New norms to unlock upto Rs 35,000 cr for PSBs and Rs 5,000 cr for pvt banks


BS Reporter  |  Mumbai 

Outside RBI Headquarters in Mumbai.? Photo: Kamlesh Pednekar
Outside RBI Headquarters in Mumbai.? Photo: Kamlesh Pednekar

At a time when public sector banks (PSBs) have been struggling with a low capital base, the Reserve Bank of India (RBI) has allowed banks to beef up its capital adequacy by including certain items such as property value, foreign exchange for calculation of its Tier-I capital.

The new norms revealed by the regulator suggest that banks can now include the value of the property while calculating its Tier-I or core capital base. But not the entire value of the property would be included; instead only 45 per cent of the property value would be counted.

However, this comes with caveats. For instance, the regulator has stated that the property value would be counted only if the bank is able to sell the property readily at its own will and there is no legal impediment in selling the property. Apart from this it also mandates that the valuation should be obtained from two independent valuers, at least once in every three years.

Analysts with a credit rating agency said considering revalued assets (real estate) as part of common equity may only serve the purpose of regulatory capital requirement. That hardly improves the credit profile of banks. The asset has to be ready (available) to absorb loss in times of need.

Foreign exchange, another item that was not included while calculating the capital base, can also be included. “Foreign currency translation reserves arising due to translation of financial statements of a bank’s foreign operations to the reporting currency may be considered as CET1 (common equity tier-1) capital. These will be reckoned at a discount of 25 per cent,” said the regulator.

Apart from these two, gains arising out of setting off the losses at a later date can also be counted as Tier-1 capital, up to 10 per cent. This will be a breather for the lenders, especially PSBs, which have been grappling with the issue of mounting bad loans and depleting capital base.

According to RBI sources, this move would help in unlocking Rs 30,000-35,000 crore of capital for PSBs and up to Rs 5,000 crore for private banks.

▸ WORK TO DO:
**a)** For each statement, say yes or no as to whether the article on the RBI capital norms supports it, and quote the deciding words: (i) Banks may count only 45 per cent of property value toward Tier-I capital. (ii) The property valuation must come from a single independent valuer every year. (iii) Foreign currency translation reserves will be counted at a 25 per cent discount.
**b)** Pick up the article on the RBI capital norms after its final sentence and continue it.
The data placed next come from a separate source.

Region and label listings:
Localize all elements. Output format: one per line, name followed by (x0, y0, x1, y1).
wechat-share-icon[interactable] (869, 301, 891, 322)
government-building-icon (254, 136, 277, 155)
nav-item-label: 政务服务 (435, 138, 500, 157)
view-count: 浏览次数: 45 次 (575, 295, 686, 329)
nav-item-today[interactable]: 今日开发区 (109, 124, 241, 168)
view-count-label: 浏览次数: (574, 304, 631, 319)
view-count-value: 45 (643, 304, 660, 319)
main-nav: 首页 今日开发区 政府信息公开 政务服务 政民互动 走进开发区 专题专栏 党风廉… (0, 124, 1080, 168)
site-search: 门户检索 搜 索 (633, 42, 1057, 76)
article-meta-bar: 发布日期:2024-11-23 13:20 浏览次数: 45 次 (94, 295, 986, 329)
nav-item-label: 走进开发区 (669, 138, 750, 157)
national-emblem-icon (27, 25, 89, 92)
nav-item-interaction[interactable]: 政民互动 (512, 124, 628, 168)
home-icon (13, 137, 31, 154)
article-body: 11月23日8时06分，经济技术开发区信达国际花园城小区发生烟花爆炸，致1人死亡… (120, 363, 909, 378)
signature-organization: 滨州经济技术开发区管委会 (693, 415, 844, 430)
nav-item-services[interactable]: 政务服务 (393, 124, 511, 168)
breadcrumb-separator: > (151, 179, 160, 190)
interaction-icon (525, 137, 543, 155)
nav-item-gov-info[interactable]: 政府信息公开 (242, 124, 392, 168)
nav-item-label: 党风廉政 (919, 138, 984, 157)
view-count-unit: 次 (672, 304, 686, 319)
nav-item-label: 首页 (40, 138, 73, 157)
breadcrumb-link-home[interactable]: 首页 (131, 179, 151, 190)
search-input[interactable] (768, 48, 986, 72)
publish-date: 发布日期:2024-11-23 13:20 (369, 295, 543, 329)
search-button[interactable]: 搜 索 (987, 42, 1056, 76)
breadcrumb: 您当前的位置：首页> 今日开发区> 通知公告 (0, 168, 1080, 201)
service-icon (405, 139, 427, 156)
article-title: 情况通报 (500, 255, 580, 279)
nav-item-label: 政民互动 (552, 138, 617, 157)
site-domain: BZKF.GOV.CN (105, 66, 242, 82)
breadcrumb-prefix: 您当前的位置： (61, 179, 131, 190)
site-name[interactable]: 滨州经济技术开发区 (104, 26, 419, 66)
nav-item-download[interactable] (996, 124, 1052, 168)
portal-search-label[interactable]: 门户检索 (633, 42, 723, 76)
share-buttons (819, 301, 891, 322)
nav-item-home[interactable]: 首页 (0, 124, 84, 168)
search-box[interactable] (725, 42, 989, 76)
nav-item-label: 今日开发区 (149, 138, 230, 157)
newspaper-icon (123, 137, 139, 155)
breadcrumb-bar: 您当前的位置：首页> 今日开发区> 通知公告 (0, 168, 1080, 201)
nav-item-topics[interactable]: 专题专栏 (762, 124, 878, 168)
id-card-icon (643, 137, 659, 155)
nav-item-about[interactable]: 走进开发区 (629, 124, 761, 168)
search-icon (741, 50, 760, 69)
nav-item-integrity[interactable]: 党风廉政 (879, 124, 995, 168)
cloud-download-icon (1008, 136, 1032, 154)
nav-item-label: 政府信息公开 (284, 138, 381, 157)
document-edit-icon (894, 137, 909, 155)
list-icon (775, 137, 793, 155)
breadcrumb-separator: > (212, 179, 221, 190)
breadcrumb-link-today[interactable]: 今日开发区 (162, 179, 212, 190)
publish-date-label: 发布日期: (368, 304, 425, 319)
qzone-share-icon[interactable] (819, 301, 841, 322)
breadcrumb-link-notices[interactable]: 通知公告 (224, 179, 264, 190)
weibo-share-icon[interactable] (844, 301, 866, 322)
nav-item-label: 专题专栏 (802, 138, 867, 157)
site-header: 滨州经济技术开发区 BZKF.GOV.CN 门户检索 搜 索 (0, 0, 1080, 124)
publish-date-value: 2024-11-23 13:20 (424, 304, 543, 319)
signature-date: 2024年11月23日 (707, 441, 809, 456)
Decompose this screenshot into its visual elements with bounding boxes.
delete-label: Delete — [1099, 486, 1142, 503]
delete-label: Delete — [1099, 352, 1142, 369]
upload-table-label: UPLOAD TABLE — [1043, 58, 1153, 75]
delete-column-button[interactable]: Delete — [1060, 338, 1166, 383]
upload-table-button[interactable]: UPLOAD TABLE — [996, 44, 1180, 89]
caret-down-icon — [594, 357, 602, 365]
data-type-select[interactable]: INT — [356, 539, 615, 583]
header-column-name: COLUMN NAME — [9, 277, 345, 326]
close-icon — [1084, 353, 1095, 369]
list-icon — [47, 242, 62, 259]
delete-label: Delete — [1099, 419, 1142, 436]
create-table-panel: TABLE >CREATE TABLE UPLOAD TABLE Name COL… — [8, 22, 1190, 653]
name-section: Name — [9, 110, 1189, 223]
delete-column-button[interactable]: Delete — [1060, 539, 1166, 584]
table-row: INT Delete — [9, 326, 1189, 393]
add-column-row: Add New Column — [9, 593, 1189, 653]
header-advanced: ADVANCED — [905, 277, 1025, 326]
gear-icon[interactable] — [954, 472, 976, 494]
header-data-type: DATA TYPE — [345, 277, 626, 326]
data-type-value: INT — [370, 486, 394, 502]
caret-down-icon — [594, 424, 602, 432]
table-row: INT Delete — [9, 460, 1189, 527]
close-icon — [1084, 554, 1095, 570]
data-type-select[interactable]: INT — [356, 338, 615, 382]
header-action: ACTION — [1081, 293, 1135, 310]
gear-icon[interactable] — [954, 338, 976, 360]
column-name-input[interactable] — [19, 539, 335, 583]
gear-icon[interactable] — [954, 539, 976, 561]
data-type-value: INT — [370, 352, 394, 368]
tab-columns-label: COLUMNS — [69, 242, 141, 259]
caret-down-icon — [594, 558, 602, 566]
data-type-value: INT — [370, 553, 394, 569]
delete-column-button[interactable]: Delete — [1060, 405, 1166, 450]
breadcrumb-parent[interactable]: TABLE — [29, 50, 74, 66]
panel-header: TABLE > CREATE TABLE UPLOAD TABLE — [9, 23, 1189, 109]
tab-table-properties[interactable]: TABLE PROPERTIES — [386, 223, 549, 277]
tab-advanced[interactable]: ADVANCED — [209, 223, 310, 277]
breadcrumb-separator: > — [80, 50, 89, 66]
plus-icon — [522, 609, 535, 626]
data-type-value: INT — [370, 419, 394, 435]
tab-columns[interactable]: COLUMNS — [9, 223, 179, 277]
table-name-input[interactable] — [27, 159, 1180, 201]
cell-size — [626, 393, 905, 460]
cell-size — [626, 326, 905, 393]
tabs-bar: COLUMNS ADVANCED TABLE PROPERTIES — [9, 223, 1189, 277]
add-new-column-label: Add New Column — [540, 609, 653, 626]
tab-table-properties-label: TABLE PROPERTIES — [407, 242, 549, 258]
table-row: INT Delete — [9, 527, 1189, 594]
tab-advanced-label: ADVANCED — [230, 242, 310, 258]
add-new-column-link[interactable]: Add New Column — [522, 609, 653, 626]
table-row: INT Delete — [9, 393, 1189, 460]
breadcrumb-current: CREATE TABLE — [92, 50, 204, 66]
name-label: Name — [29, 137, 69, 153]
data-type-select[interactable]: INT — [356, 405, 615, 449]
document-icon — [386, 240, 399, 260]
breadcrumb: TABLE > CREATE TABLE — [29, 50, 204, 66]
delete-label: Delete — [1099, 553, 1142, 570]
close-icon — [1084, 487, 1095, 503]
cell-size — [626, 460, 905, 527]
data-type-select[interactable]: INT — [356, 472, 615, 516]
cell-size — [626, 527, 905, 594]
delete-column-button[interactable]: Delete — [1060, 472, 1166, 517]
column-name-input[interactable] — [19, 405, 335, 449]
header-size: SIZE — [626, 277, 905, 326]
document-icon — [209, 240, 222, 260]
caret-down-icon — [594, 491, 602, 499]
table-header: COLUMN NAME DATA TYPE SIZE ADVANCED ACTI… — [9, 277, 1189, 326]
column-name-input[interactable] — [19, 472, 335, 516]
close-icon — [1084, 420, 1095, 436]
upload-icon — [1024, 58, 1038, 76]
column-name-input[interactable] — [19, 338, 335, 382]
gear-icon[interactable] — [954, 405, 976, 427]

▸ ANSWERS FOR THE TASKS:
**a)**
(i) Yes: "instead only 45 per cent of the property value would be counted."
(ii) No: "the valuation should be obtained from two independent valuers, at least once in every three years."
(iii) Yes: "These will be reckoned at a discount of 25 per cent"

**b)**
The government estimates that state-run lenders would require Rs 1.8 lakh crore over the next four years. Banks would have the onus to raise the balance Rs 1.1 lakh crore from the market. This is because the finance ministry has promised to pump into PSBs Rs 25,000 crore each in FY16 and FY17 and Rs 10,000 crore each in FY18 and FY19. RBI’s move on Tuesday will serve in meeting the capital requirements.

A PhillipCapital report believes this would be a big positive for PSBs as it would evade the risk of huge dilution of equity. “SBI can gain Rs 20,000 crore from revaluation of property, which can add 50 basis points to Tier-1 on account of revaluation reserves only,” it said.

According to new Basel-III norms, which kick in from March 2019, Indian banks need to maintain a minimum capital adequacy ratio (CAR) of nine per cent, in addition to a capital conservation buffer, which would be in the form of common equity at 2.5 per cent of the risk weighted assets. In other words, banks’ minimum CAR must be 11.5 per cent, which is higher than the 9.62 per cent banks are required to currently maintain.


RBI has eased rules to increase banks' core capital base. Real estate assets, foreign currency assets and deferred tax assets to be counted while calculating Tier-1 capital; but only the discounted value can be taken into account.

This would unlock capital of up to Rs 35,000 crore for PSBs and Rs 5,000 crore for private banks, RBI sources said.